Answer with one number only: the number of lines that include the word "Contact".

▸ **Dataset**:
________________
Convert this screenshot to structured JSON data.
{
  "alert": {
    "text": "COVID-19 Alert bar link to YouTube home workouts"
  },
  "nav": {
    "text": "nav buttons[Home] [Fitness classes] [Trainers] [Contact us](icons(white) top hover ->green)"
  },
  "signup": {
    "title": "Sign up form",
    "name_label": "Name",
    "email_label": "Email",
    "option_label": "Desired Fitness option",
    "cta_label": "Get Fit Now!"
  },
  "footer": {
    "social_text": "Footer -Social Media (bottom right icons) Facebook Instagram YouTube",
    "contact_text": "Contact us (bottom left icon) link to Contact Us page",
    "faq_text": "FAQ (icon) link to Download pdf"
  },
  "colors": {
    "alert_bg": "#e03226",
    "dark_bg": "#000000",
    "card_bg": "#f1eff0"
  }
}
________________
▸ **Expected answer**: 2